- GIVEN PROBLEM
Copy the records below exactly, leaving out every picture.
---------- MATERIAL SUPPLIED ----------
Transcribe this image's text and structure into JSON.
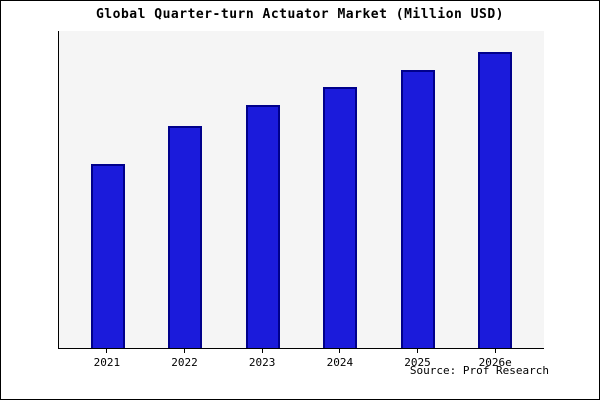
{
  "title": "Global Quarter-turn Actuator Market (Million USD)",
  "source": "Source: Prof Research",
  "colors": {
    "bar_fill": "#1b1bdb",
    "bar_border": "#00008b",
    "plot_background": "#f5f5f5"
  },
  "chart_data": {
    "type": "bar",
    "title": "Global Quarter-turn Actuator Market (Million USD)",
    "categories": [
      "2021",
      "2022",
      "2023",
      "2024",
      "2025",
      "2026e"
    ],
    "values": [
      62,
      75,
      82,
      88,
      94,
      100
    ],
    "xlabel": "",
    "ylabel": "",
    "ylim": [
      0,
      107
    ],
    "grid": false,
    "legend": "none",
    "annotation": "Source: Prof Research",
    "note": "No y-axis tick labels shown; values are relative estimates with 2026e = 100"
  }
}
----------
- RESULT OF THIS TASK
Transcribe this image's text and structure into JSON.
{
  "title": "Global Quarter-turn Actuator Market (Million USD)",
  "source": "Source: Prof Research",
  "colors": {
    "bar_fill": "#1b1bdb",
    "bar_border": "#00008b",
    "plot_background": "#f5f5f5"
  },
  "chart_data": {
    "type": "bar",
    "title": "Global Quarter-turn Actuator Market (Million USD)",
    "categories": [
      "2021",
      "2022",
      "2023",
      "2024",
      "2025",
      "2026e"
    ],
    "values": [
      62,
      75,
      82,
      88,
      94,
      100
    ],
    "xlabel": "",
    "ylabel": "",
    "ylim": [
      0,
      107
    ],
    "grid": false,
    "legend": "none",
    "annotation": "Source: Prof Research",
    "note": "No y-axis tick labels shown; values are relative estimates with 2026e = 100"
  }
}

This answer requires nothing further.